§ **Work to complete**
Scan the listing below. Report each line that includes "Congo".

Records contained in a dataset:
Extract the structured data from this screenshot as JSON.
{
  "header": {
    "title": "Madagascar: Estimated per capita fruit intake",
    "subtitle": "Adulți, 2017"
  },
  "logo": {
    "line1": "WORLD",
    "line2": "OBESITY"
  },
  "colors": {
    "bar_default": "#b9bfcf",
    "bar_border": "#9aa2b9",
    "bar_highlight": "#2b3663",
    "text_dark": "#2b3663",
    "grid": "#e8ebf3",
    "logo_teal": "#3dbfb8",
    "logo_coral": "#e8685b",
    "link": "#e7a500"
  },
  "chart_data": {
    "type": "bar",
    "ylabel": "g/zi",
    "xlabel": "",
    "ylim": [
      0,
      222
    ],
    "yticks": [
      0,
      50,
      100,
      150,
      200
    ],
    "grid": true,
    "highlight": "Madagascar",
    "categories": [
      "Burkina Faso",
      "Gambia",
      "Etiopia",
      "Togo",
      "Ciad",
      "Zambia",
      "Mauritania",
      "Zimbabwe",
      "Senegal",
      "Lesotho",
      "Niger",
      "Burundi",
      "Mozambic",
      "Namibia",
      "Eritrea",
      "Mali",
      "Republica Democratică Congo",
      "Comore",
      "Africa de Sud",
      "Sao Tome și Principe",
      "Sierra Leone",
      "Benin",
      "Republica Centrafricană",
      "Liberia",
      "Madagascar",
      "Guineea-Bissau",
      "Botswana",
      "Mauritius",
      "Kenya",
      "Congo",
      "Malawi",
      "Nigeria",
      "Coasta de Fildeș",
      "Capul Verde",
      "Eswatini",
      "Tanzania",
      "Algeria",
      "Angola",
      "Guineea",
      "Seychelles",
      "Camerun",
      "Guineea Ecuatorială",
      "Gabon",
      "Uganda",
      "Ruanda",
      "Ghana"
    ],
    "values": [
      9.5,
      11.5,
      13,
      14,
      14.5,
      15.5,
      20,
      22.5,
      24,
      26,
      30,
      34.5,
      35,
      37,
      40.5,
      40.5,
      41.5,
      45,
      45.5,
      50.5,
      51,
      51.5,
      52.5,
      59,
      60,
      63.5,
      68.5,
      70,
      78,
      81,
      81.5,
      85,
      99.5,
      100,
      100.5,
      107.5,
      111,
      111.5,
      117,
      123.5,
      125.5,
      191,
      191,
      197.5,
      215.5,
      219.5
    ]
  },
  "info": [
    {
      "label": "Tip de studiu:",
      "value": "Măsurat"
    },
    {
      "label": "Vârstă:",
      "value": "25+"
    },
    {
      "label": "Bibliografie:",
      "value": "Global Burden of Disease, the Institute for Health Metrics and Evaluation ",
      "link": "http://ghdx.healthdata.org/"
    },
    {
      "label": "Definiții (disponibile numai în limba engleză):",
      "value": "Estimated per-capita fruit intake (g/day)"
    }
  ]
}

§ **Task response**
      "Republica Democratică Congo",
      "Congo",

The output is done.